GIVEN RECORDS:
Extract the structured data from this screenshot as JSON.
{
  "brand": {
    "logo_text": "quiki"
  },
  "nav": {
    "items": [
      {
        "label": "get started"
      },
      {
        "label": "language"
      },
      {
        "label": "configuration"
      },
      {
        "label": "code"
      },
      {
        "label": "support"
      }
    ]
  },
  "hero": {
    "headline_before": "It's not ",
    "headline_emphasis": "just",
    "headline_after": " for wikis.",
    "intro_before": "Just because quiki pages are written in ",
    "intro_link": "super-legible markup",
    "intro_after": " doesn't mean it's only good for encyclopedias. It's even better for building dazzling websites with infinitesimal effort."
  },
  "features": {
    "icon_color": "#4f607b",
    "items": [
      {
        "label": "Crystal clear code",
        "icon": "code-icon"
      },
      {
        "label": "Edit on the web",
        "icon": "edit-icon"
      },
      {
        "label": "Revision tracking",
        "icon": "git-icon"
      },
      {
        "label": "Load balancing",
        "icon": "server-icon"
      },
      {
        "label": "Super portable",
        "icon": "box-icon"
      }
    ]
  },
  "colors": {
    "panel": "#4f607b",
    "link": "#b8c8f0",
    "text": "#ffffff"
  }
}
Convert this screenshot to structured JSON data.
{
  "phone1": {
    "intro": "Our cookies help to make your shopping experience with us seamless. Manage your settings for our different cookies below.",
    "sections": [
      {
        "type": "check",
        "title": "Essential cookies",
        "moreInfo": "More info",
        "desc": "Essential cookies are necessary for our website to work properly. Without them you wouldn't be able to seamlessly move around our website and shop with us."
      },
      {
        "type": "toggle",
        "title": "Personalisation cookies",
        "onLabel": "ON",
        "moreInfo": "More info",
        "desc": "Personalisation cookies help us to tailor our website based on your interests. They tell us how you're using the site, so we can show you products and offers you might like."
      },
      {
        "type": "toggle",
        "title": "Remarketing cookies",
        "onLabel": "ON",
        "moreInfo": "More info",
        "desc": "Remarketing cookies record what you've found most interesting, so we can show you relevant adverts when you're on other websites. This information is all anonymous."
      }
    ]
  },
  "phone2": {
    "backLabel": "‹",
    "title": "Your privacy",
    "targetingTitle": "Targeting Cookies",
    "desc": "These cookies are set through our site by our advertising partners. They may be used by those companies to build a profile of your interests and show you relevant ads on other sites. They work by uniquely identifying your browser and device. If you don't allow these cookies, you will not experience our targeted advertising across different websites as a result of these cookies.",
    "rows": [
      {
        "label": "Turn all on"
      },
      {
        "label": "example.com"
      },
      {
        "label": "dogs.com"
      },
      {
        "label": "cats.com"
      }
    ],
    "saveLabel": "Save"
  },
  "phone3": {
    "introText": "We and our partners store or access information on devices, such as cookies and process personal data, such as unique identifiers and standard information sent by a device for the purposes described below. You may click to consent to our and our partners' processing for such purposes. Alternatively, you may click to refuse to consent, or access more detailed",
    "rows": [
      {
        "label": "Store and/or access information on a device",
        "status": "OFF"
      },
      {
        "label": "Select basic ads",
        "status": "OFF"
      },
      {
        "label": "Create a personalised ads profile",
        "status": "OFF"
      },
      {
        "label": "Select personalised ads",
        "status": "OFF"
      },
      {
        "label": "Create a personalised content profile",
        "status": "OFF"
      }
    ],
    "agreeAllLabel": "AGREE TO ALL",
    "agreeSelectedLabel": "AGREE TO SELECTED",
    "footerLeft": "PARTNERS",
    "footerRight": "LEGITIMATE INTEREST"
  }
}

SET PROBLEM: Set down every line of the listing above again, exactly as given.

FULL SOLUTION:
Extract the structured data from this screenshot as JSON.
{
  "brand": {
    "logo_text": "quiki"
  },
  "nav": {
    "items": [
      {
        "label": "get started"
      },
      {
        "label": "language"
      },
      {
        "label": "configuration"
      },
      {
        "label": "code"
      },
      {
        "label": "support"
      }
    ]
  },
  "hero": {
    "headline_before": "It's not ",
    "headline_emphasis": "just",
    "headline_after": " for wikis.",
    "intro_before": "Just because quiki pages are written in ",
    "intro_link": "super-legible markup",
    "intro_after": " doesn't mean it's only good for encyclopedias. It's even better for building dazzling websites with infinitesimal effort."
  },
  "features": {
    "icon_color": "#4f607b",
    "items": [
      {
        "label": "Crystal clear code",
        "icon": "code-icon"
      },
      {
        "label": "Edit on the web",
        "icon": "edit-icon"
      },
      {
        "label": "Revision tracking",
        "icon": "git-icon"
      },
      {
        "label": "Load balancing",
        "icon": "server-icon"
      },
      {
        "label": "Super portable",
        "icon": "box-icon"
      }
    ]
  },
  "colors": {
    "panel": "#4f607b",
    "link": "#b8c8f0",
    "text": "#ffffff"
  }
}
Convert this screenshot to structured JSON data.
{
  "phone1": {
    "intro": "Our cookies help to make your shopping experience with us seamless. Manage your settings for our different cookies below.",
    "sections": [
      {
        "type": "check",
        "title": "Essential cookies",
        "moreInfo": "More info",
        "desc": "Essential cookies are necessary for our website to work properly. Without them you wouldn't be able to seamlessly move around our website and shop with us."
      },
      {
        "type": "toggle",
        "title": "Personalisation cookies",
        "onLabel": "ON",
        "moreInfo": "More info",
        "desc": "Personalisation cookies help us to tailor our website based on your interests. They tell us how you're using the site, so we can show you products and offers you might like."
      },
      {
        "type": "toggle",
        "title": "Remarketing cookies",
        "onLabel": "ON",
        "moreInfo": "More info",
        "desc": "Remarketing cookies record what you've found most interesting, so we can show you relevant adverts when you're on other websites. This information is all anonymous."
      }
    ]
  },
  "phone2": {
    "backLabel": "‹",
    "title": "Your privacy",
    "targetingTitle": "Targeting Cookies",
    "desc": "These cookies are set through our site by our advertising partners. They may be used by those companies to build a profile of your interests and show you relevant ads on other sites. They work by uniquely identifying your browser and device. If you don't allow these cookies, you will not experience our targeted advertising across different websites as a result of these cookies.",
    "rows": [
      {
        "label": "Turn all on"
      },
      {
        "label": "example.com"
      },
      {
        "label": "dogs.com"
      },
      {
        "label": "cats.com"
      }
    ],
    "saveLabel": "Save"
  },
  "phone3": {
    "introText": "We and our partners store or access information on devices, such as cookies and process personal data, such as unique identifiers and standard information sent by a device for the purposes described below. You may click to consent to our and our partners' processing for such purposes. Alternatively, you may click to refuse to consent, or access more detailed",
    "rows": [
      {
        "label": "Store and/or access information on a device",
        "status": "OFF"
      },
      {
        "label": "Select basic ads",
        "status": "OFF"
      },
      {
        "label": "Create a personalised ads profile",
        "status": "OFF"
      },
      {
        "label": "Select personalised ads",
        "status": "OFF"
      },
      {
        "label": "Create a personalised content profile",
        "status": "OFF"
      }
    ],
    "agreeAllLabel": "AGREE TO ALL",
    "agreeSelectedLabel": "AGREE TO SELECTED",
    "footerLeft": "PARTNERS",
    "footerRight": "LEGITIMATE INTEREST"
  }
}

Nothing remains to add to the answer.